## Begin Source material

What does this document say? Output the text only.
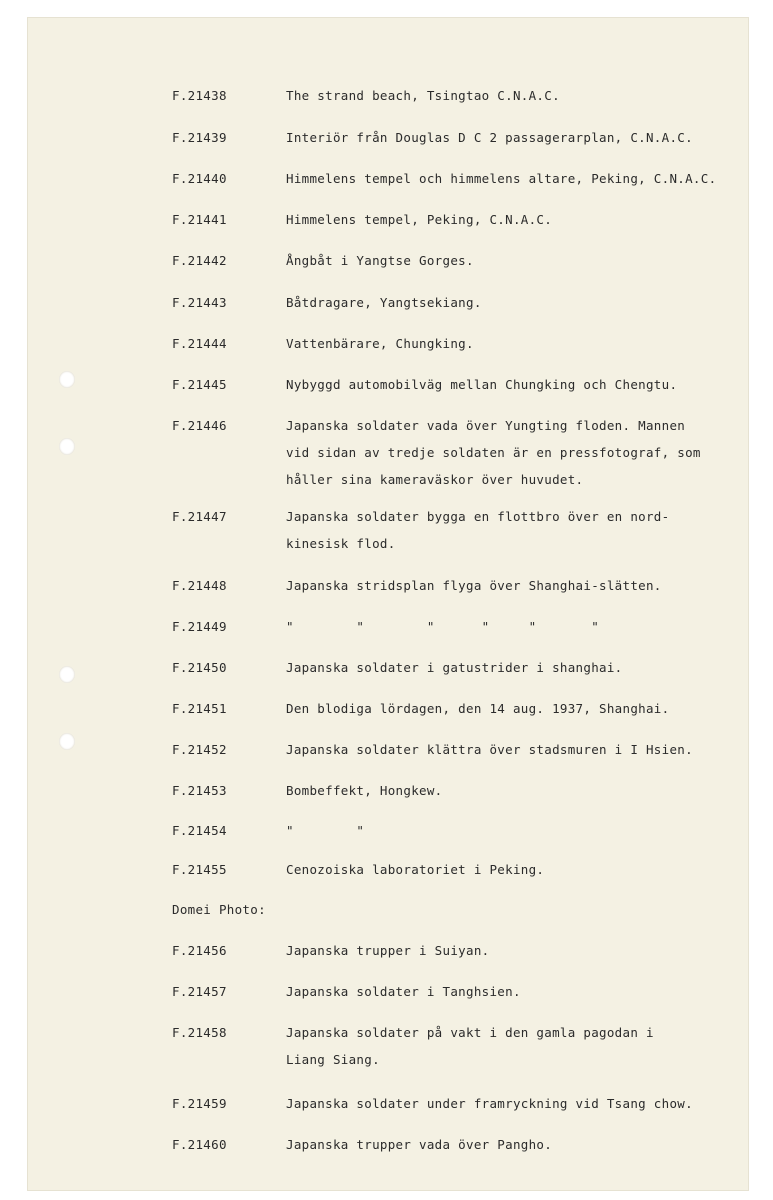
F.21438	The strand beach, Tsingtao C.N.A.C.
F.21439	Interiör från Douglas D C 2 passagerarplan, C.N.A.C.
F.21440	Himmelens tempel och himmelens altare, Peking, C.N.A.C.
F.21441	Himmelens tempel, Peking, C.N.A.C.
F.21442	Ångbåt i Yangtse Gorges.
F.21443	Båtdragare, Yangtsekiang.
F.21444	Vattenbärare, Chungking.
F.21445	Nybyggd automobilväg mellan Chungking och Chengtu.
F.21446	Japanska soldater vada över Yungting floden. Mannen
vid sidan av tredje soldaten är en pressfotograf, som
håller sina kameraväskor över huvudet.
F.21447	Japanska soldater bygga en flottbro över en nord-
kinesisk flod.
F.21448	Japanska stridsplan flyga över Shanghai-slätten.
F.21449	"        "        "      "     "       "
F.21450	Japanska soldater i gatustrider i shanghai.
F.21451	Den blodiga lördagen, den 14 aug. 1937, Shanghai.
F.21452	Japanska soldater klättra över stadsmuren i I Hsien.
F.21453	Bombeffekt, Hongkew.
F.21454	"        "
F.21455	Cenozoiska laboratoriet i Peking.
Domei Photo:
F.21456	Japanska trupper i Suiyan.
F.21457	Japanska soldater i Tanghsien.
F.21458	Japanska soldater på vakt i den gamla pagodan i
Liang Siang.
F.21459	Japanska soldater under framryckning vid Tsang chow.
F.21460	Japanska trupper vada över Pangho.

## End Source material

* **What you are asked to do**: Find each line holding "över". Copy it out.

* **Written answer**:
F.21446	Japanska soldater vada över Yungting floden. Mannen
håller sina kameraväskor över huvudet.
F.21447	Japanska soldater bygga en flottbro över en nord-
F.21448	Japanska stridsplan flyga över Shanghai-slätten.
F.21452	Japanska soldater klättra över stadsmuren i I Hsien.
F.21460	Japanska trupper vada över Pangho.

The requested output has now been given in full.